[Source data]
[Begin]
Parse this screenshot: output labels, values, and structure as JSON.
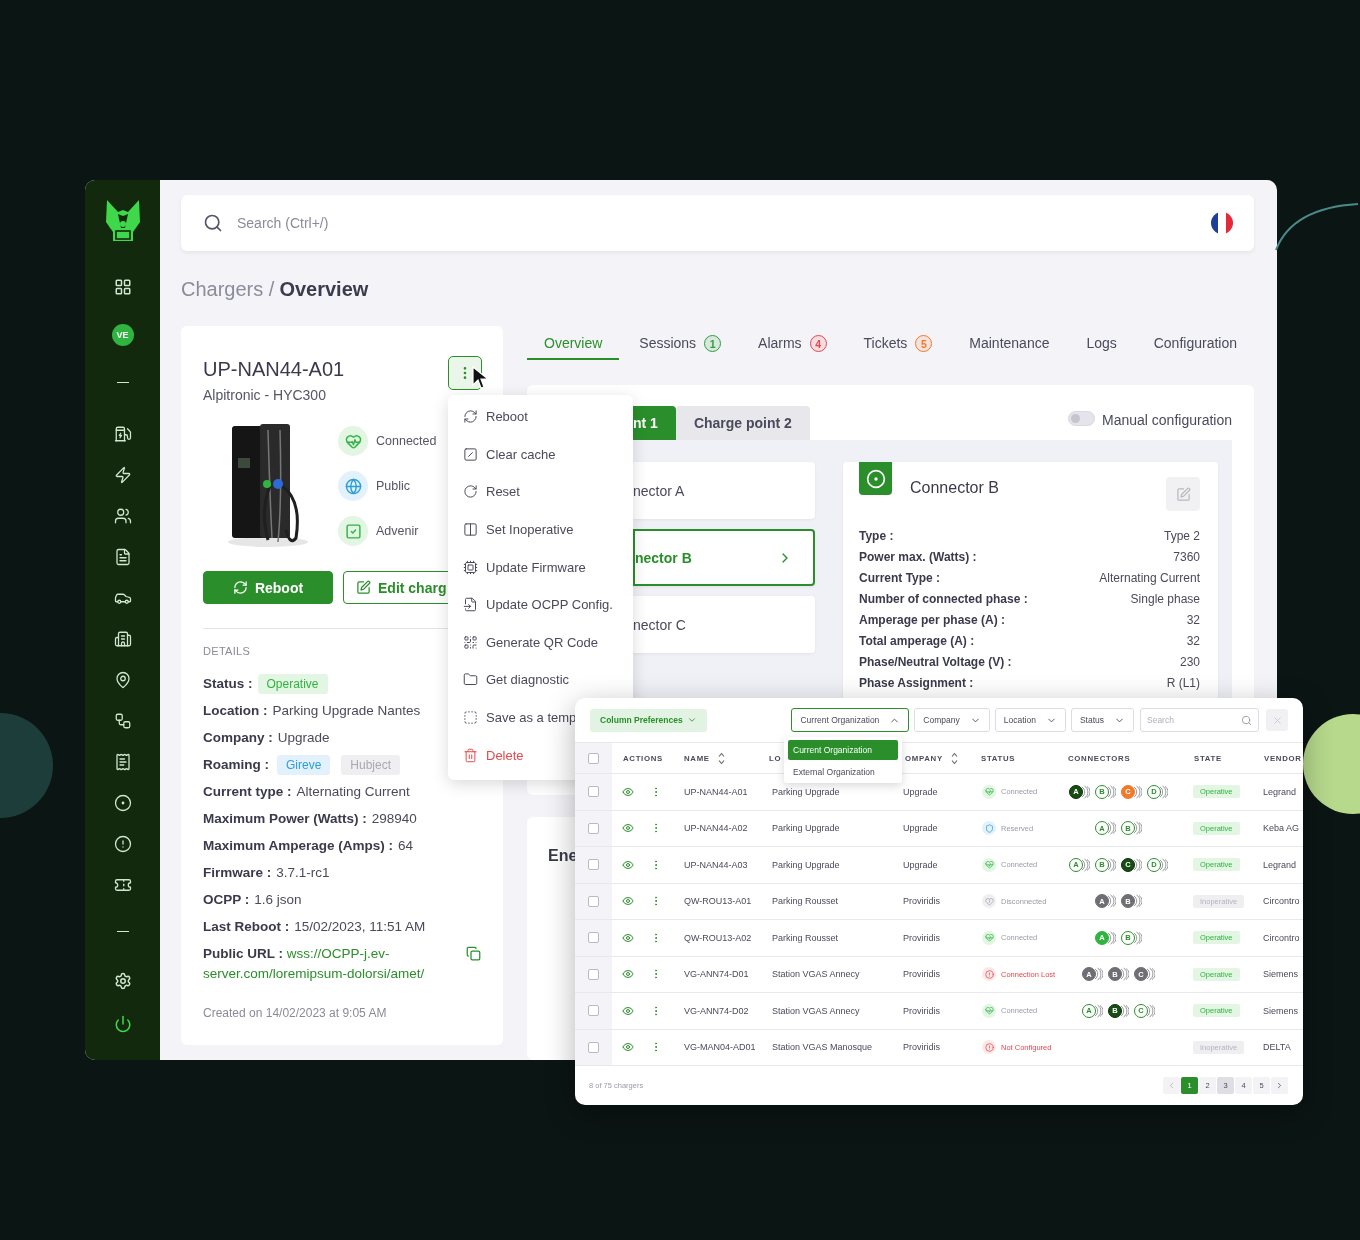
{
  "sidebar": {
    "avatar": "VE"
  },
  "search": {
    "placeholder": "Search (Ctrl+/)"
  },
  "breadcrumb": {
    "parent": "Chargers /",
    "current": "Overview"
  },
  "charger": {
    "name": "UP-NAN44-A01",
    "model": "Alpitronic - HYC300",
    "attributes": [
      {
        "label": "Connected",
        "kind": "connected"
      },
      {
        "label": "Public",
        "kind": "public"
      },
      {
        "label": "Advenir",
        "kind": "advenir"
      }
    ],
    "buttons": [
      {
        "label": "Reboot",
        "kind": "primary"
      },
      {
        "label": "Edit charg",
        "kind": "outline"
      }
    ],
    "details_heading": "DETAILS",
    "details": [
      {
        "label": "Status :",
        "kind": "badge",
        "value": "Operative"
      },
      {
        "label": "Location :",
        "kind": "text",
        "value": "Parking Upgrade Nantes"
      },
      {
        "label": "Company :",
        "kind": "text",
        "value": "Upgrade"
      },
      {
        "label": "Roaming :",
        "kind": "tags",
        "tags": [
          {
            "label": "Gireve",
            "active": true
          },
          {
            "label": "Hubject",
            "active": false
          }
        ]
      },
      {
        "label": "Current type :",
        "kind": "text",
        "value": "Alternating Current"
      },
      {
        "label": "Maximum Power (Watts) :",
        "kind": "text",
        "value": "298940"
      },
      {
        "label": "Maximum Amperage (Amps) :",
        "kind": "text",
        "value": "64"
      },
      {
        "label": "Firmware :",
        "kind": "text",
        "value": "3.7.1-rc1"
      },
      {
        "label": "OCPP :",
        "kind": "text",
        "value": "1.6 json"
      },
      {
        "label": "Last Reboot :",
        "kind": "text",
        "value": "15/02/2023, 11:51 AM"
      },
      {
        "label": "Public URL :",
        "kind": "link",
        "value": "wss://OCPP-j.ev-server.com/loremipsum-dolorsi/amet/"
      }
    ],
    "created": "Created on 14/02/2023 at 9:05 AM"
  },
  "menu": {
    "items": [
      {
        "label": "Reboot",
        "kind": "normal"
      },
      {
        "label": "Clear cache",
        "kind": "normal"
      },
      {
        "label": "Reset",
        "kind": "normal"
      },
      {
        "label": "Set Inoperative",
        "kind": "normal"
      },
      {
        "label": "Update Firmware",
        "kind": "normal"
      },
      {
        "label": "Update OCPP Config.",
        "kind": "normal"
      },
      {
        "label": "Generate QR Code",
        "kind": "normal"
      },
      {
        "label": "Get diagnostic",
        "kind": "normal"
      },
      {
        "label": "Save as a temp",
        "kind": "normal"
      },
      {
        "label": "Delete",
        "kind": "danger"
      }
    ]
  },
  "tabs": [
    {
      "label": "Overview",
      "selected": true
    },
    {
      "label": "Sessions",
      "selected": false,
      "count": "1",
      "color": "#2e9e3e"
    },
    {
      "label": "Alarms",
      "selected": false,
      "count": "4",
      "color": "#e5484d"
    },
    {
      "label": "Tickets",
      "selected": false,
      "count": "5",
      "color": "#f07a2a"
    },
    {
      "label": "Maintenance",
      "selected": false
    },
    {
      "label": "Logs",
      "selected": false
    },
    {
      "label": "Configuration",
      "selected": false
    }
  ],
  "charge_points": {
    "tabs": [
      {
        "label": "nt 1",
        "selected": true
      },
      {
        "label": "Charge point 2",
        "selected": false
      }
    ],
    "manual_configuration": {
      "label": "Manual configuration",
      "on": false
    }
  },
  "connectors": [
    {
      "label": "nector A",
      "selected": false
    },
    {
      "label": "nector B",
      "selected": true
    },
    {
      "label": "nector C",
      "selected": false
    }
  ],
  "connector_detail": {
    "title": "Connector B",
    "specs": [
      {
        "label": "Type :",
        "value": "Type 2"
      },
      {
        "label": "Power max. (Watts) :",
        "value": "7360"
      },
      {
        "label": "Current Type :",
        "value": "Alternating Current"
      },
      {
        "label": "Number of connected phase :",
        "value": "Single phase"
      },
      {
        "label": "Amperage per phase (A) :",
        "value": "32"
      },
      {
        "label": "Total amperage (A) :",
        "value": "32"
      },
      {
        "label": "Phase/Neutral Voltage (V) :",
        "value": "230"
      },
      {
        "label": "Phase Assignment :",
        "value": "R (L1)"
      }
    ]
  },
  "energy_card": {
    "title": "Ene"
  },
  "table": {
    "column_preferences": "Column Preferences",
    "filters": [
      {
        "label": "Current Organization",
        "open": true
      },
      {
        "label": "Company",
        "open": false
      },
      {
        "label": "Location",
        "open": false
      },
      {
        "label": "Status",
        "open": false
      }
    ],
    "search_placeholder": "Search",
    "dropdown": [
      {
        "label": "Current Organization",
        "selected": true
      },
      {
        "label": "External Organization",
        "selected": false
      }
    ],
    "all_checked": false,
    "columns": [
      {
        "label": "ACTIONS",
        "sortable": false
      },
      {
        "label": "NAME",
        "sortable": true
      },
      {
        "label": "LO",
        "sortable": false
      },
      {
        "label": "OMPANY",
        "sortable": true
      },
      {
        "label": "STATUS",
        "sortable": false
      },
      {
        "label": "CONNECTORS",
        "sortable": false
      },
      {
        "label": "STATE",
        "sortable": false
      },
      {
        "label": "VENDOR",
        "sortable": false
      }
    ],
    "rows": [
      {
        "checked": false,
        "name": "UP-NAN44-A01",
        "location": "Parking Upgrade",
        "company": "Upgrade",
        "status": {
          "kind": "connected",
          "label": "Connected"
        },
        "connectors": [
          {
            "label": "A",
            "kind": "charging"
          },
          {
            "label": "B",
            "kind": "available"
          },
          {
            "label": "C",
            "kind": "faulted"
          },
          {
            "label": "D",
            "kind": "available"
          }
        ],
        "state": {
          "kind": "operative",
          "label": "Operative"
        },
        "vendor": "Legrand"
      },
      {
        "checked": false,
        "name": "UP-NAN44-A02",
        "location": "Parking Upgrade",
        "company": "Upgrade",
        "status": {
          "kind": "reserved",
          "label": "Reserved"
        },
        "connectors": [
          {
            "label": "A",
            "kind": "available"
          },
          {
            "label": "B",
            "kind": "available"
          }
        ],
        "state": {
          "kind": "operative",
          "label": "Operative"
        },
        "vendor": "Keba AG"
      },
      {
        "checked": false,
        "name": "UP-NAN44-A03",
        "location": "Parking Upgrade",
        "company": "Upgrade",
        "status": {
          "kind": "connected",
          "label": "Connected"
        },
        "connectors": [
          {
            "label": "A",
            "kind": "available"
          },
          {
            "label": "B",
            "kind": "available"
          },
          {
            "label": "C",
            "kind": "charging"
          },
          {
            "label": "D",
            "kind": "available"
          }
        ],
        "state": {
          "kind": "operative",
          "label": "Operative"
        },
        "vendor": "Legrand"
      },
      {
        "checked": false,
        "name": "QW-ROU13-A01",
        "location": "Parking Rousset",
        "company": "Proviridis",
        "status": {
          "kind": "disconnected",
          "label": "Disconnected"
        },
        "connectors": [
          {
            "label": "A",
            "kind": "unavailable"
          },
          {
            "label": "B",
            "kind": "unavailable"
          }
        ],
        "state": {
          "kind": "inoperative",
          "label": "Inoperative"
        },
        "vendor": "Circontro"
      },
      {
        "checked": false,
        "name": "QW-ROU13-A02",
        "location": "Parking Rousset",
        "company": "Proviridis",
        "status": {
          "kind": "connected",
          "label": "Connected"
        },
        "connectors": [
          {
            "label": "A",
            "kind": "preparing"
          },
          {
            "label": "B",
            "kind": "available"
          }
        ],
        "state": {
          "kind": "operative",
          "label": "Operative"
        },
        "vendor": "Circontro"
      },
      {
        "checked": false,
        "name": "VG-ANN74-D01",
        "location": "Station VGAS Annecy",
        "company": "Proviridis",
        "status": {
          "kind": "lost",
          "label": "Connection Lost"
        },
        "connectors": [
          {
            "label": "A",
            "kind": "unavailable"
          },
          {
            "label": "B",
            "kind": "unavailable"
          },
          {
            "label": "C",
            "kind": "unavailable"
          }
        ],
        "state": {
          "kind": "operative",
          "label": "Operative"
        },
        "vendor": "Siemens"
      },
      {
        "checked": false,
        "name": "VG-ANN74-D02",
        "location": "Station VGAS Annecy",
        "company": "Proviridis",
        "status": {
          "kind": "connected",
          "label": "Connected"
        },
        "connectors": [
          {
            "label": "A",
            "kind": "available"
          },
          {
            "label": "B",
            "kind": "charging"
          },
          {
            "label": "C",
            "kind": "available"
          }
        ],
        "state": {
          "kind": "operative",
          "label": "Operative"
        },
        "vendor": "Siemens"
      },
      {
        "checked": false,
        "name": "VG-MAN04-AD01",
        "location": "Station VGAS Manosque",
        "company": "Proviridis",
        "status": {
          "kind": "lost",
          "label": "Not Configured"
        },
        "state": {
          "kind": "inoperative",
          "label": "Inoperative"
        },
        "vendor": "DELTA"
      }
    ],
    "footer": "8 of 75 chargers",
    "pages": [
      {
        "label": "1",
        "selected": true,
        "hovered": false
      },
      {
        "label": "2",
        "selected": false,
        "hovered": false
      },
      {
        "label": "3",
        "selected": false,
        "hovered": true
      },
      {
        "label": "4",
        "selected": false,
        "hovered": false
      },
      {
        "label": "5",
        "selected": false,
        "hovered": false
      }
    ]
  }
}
[End]
[Begin]
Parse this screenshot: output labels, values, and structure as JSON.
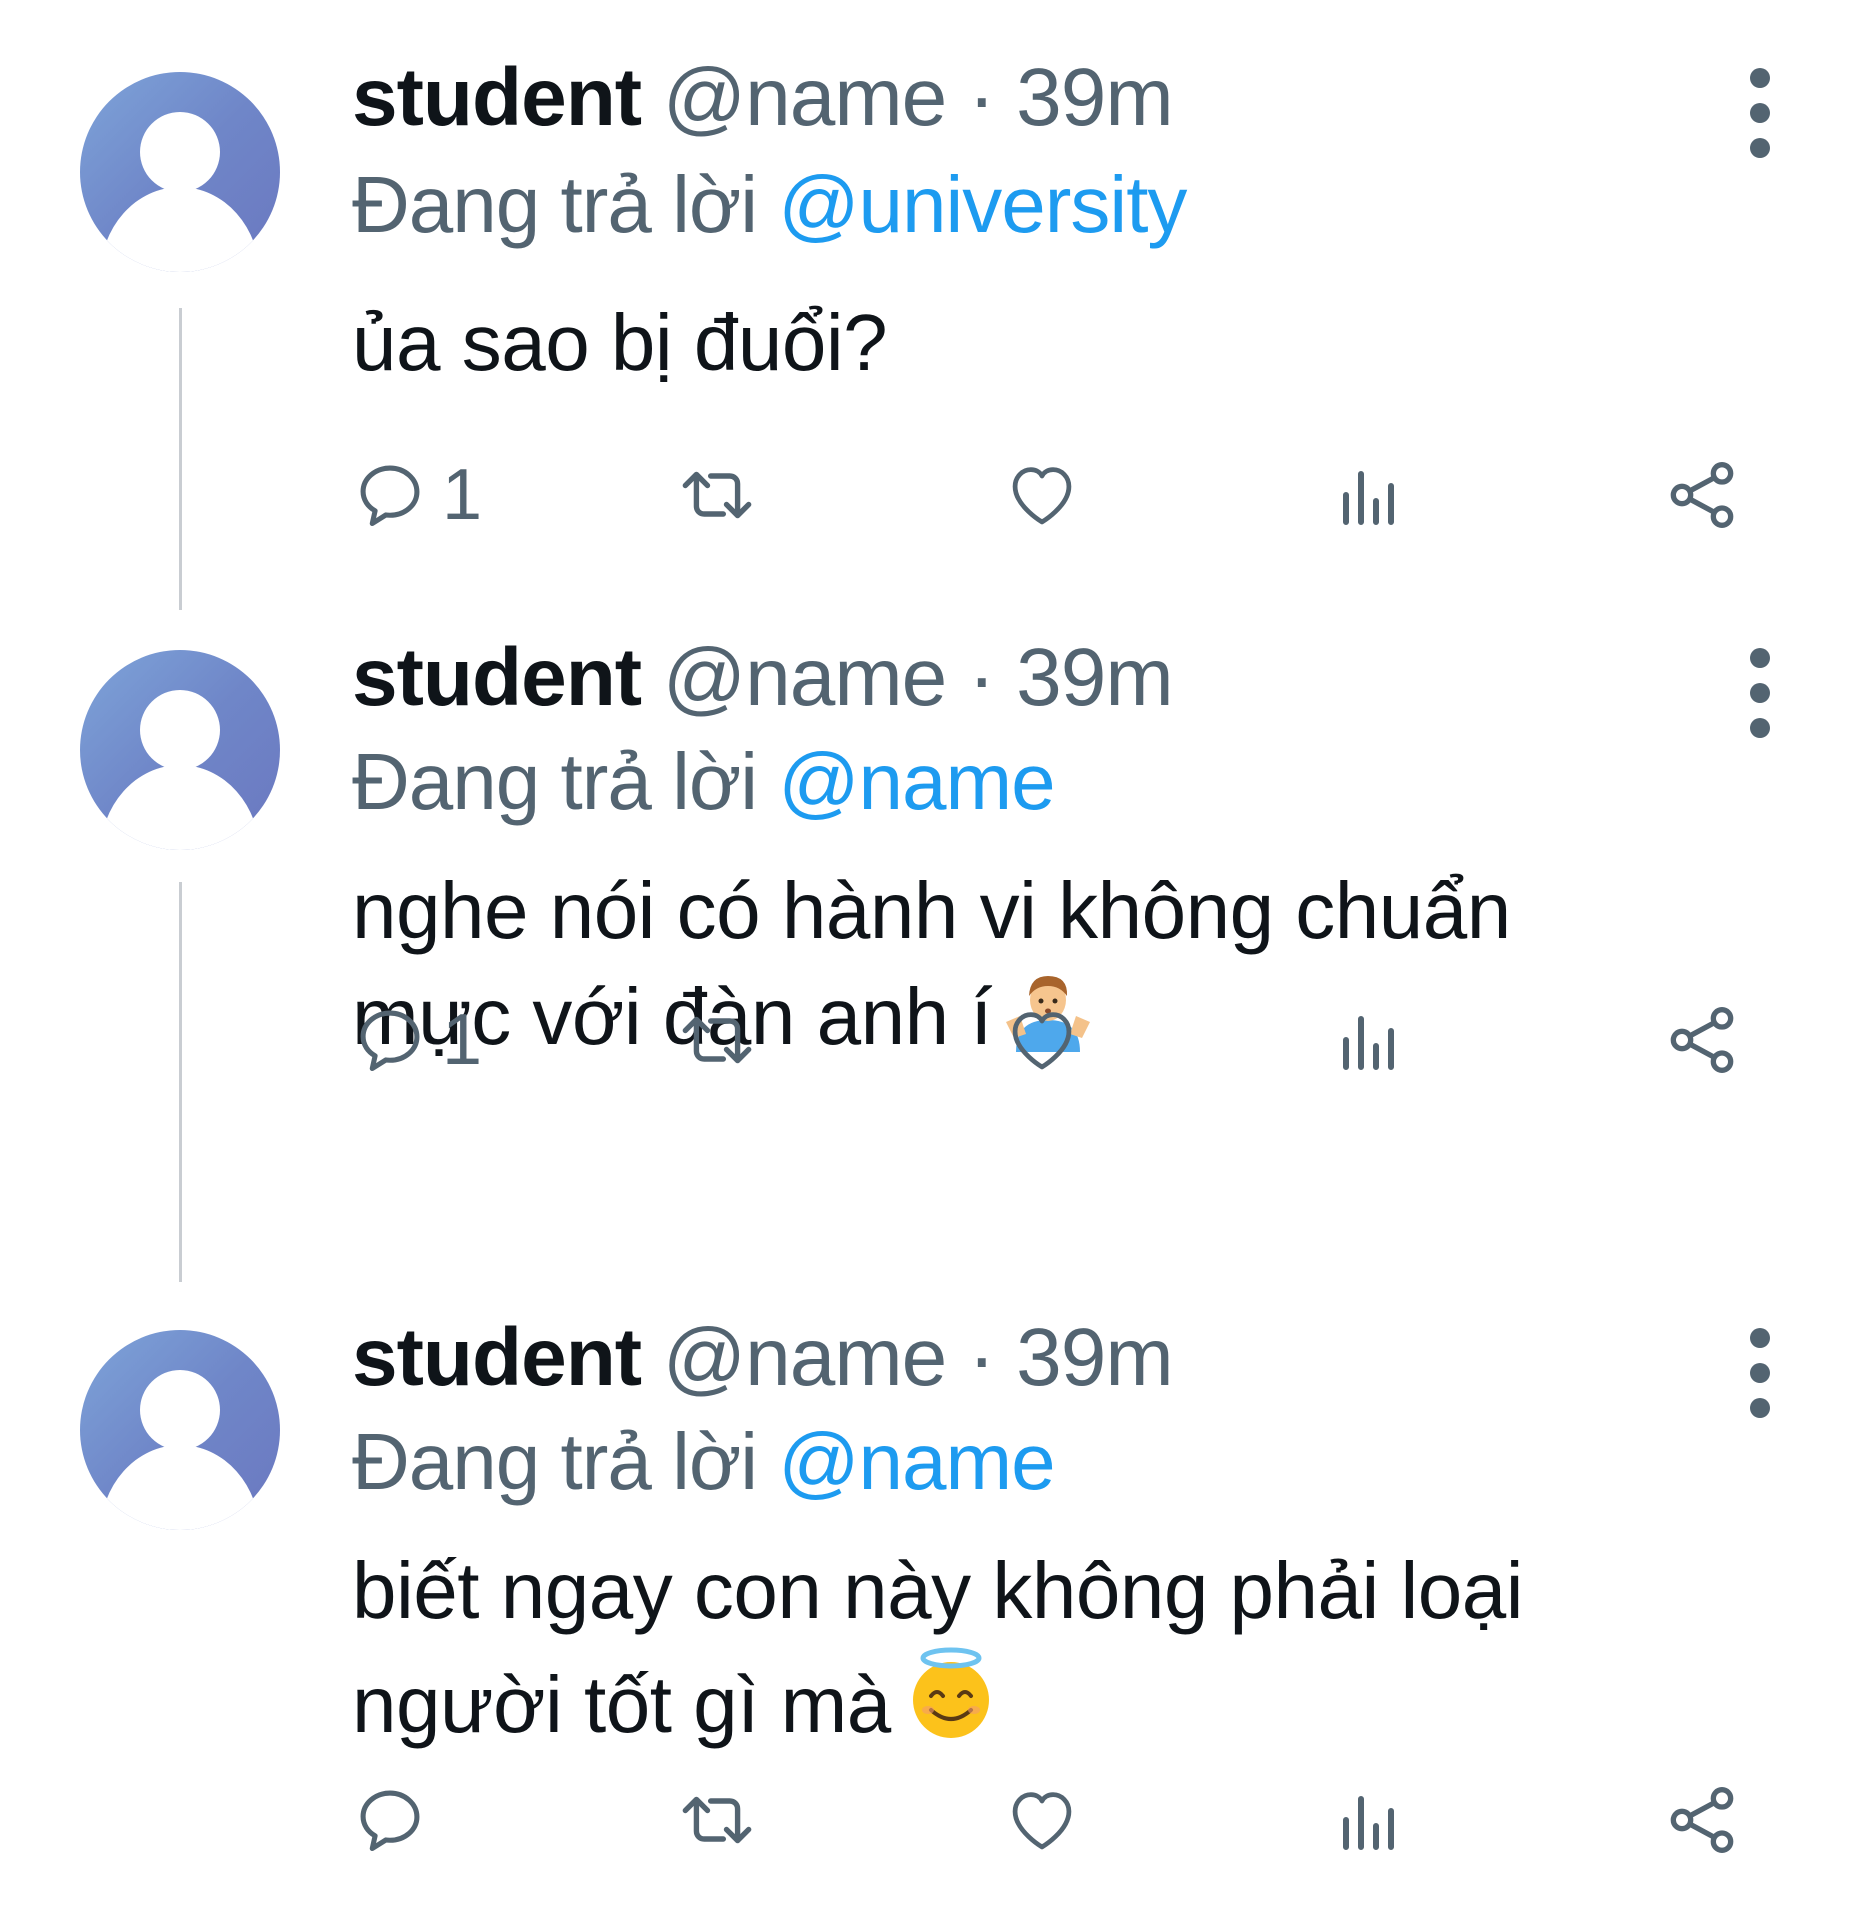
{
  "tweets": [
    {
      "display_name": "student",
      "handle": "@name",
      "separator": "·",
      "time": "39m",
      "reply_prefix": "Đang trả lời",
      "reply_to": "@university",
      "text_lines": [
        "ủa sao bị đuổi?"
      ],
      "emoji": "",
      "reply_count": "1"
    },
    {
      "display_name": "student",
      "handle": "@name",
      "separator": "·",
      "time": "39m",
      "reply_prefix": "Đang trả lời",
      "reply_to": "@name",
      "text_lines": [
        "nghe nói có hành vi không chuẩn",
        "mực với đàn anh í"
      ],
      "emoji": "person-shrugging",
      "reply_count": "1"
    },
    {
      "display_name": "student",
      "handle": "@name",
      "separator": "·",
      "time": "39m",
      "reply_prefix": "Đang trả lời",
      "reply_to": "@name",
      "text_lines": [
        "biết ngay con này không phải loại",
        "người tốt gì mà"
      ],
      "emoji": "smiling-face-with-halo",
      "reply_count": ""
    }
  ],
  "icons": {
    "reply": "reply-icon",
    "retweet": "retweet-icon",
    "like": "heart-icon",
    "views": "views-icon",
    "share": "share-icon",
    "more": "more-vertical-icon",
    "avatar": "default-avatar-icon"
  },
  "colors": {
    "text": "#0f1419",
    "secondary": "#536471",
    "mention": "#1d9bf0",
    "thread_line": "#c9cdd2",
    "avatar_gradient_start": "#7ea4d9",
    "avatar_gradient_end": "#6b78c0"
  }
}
[End]
Gather and return every line that holds the string "emoji".

      "emoji": "",
      "emoji": "person-shrugging",
      "emoji": "smiling-face-with-halo",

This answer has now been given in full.